TASK TO CARRY OUT: Without including the pictures, copy out every line below.

Rows from a figure dataset:
• • • • • • •

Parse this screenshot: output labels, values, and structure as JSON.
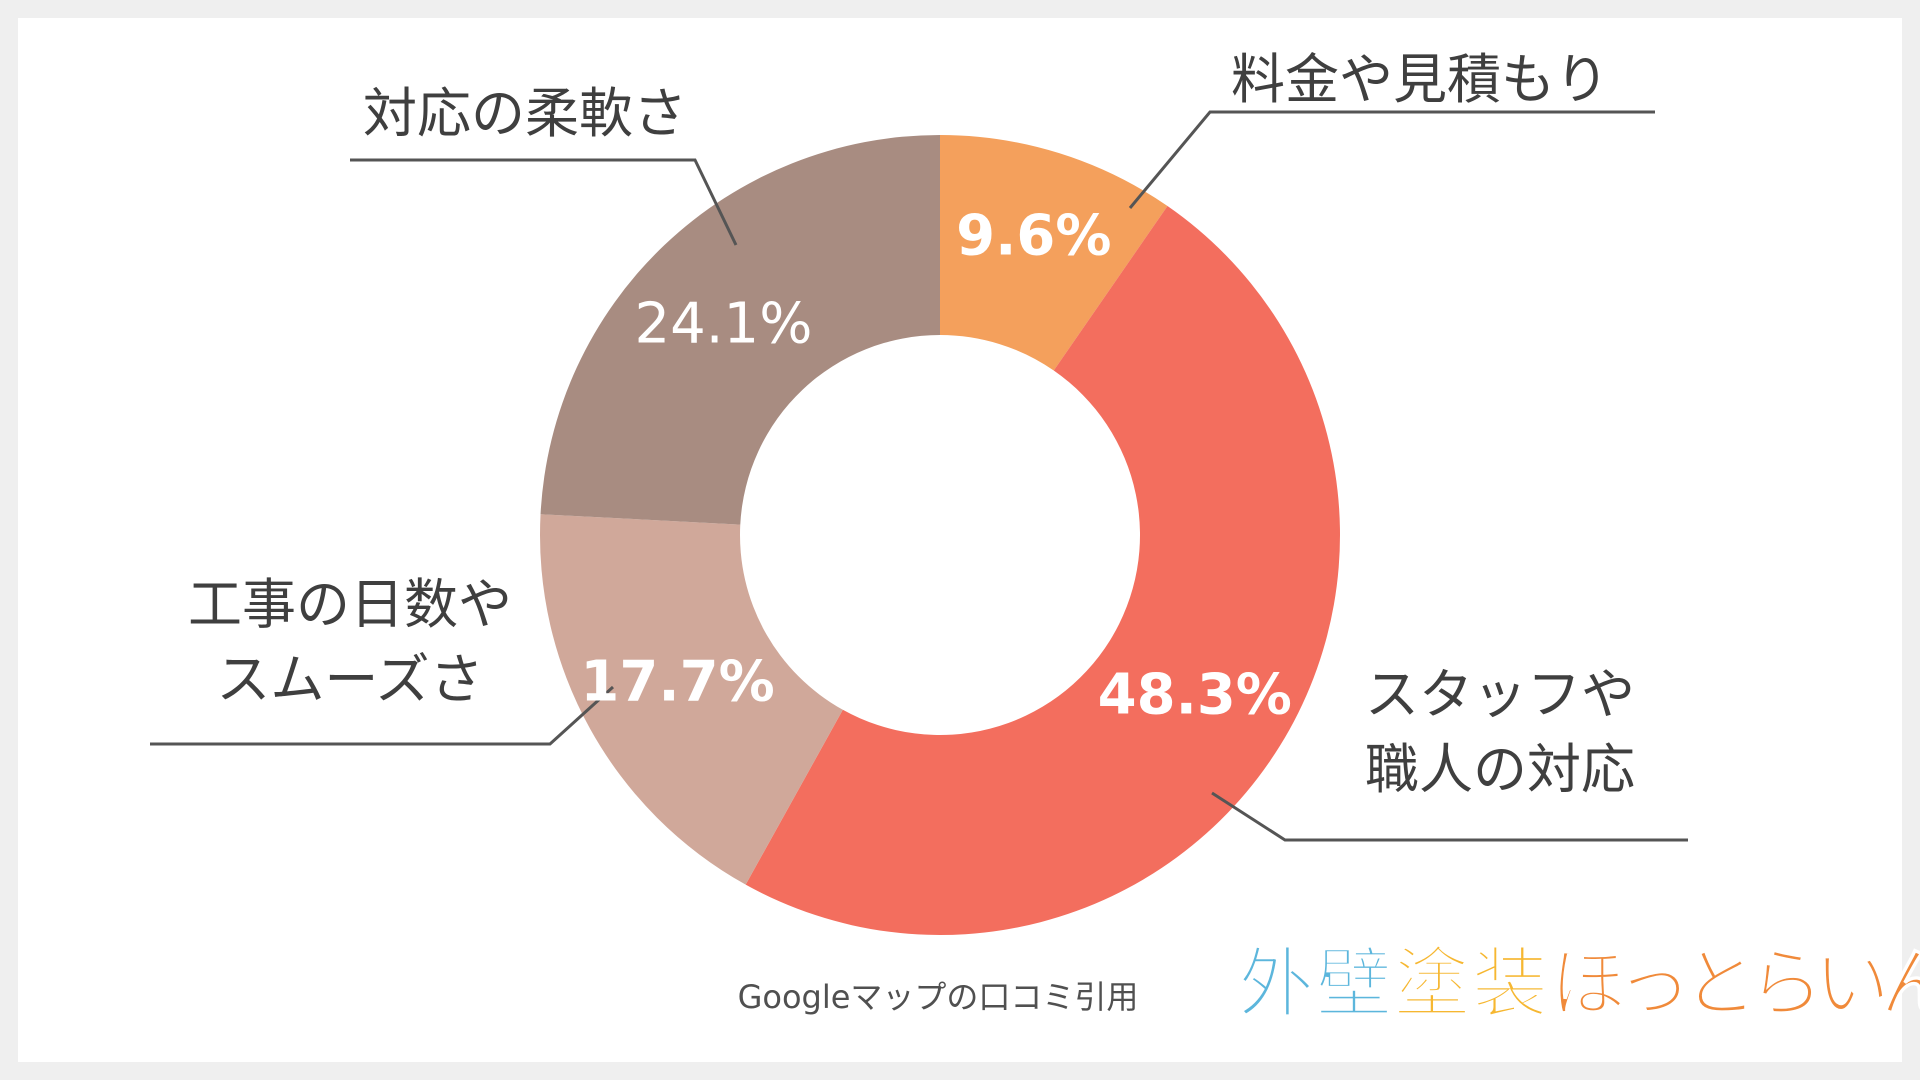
{
  "chart_data": {
    "type": "pie",
    "title": "",
    "categories": [
      "料金や見積もり",
      "スタッフや職人の対応",
      "工事の日数やスムーズさ",
      "対応の柔軟さ"
    ],
    "label_lines": [
      [
        "料金や見積もり"
      ],
      [
        "スタッフや",
        "職人の対応"
      ],
      [
        "工事の日数や",
        "スムーズさ"
      ],
      [
        "対応の柔軟さ"
      ]
    ],
    "values": [
      9.6,
      48.3,
      17.7,
      24.1
    ],
    "value_labels": [
      "9.6%",
      "48.3%",
      "17.7%",
      "24.1%"
    ],
    "colors": [
      "#f4a05c",
      "#f36e5e",
      "#d0a89a",
      "#a88c81"
    ],
    "donut": true,
    "start": "12 o'clock",
    "direction": "clockwise",
    "legend": "none (callout labels with leader lines)"
  },
  "footer": {
    "source": "Googleマップの口コミ引用"
  },
  "logo": {
    "text": "外壁塗装ほっとらいん",
    "colors": [
      "#5cb6dc",
      "#f6b731",
      "#f08a3a"
    ]
  }
}
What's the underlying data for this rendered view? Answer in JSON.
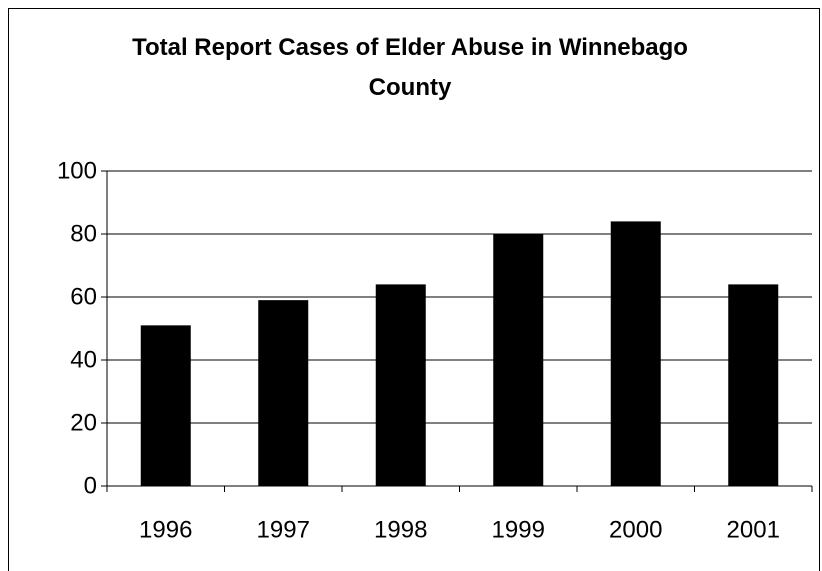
{
  "chart_data": {
    "type": "bar",
    "title": "Total Report Cases of Elder Abuse in Winnebago County",
    "categories": [
      "1996",
      "1997",
      "1998",
      "1999",
      "2000",
      "2001"
    ],
    "values": [
      51,
      59,
      64,
      80,
      84,
      64
    ],
    "color": "#000000",
    "ylim": [
      0,
      100
    ],
    "yticks": [
      0,
      20,
      40,
      60,
      80,
      100
    ],
    "grid": true
  }
}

• • • • • • •

RESULT OF THE TASK:
Parse this screenshot: output labels, values, and structure as JSON.
{
  "chart_data": {
    "type": "pie",
    "title": "",
    "categories": [
      "料金や見積もり",
      "スタッフや職人の対応",
      "工事の日数やスムーズさ",
      "対応の柔軟さ"
    ],
    "label_lines": [
      [
        "料金や見積もり"
      ],
      [
        "スタッフや",
        "職人の対応"
      ],
      [
        "工事の日数や",
        "スムーズさ"
      ],
      [
        "対応の柔軟さ"
      ]
    ],
    "values": [
      9.6,
      48.3,
      17.7,
      24.1
    ],
    "value_labels": [
      "9.6%",
      "48.3%",
      "17.7%",
      "24.1%"
    ],
    "colors": [
      "#f4a05c",
      "#f36e5e",
      "#d0a89a",
      "#a88c81"
    ],
    "donut": true,
    "start": "12 o'clock",
    "direction": "clockwise",
    "legend": "none (callout labels with leader lines)"
  },
  "footer": {
    "source": "Googleマップの口コミ引用"
  },
  "logo": {
    "text": "外壁塗装ほっとらいん",
    "colors": [
      "#5cb6dc",
      "#f6b731",
      "#f08a3a"
    ]
  }
}
What's the underlying data for this rendered view? Answer in JSON.
{
  "chart_data": {
    "type": "bar",
    "title": "Total Report Cases of Elder Abuse in Winnebago County",
    "categories": [
      "1996",
      "1997",
      "1998",
      "1999",
      "2000",
      "2001"
    ],
    "values": [
      51,
      59,
      64,
      80,
      84,
      64
    ],
    "color": "#000000",
    "ylim": [
      0,
      100
    ],
    "yticks": [
      0,
      20,
      40,
      60,
      80,
      100
    ],
    "grid": true
  }
}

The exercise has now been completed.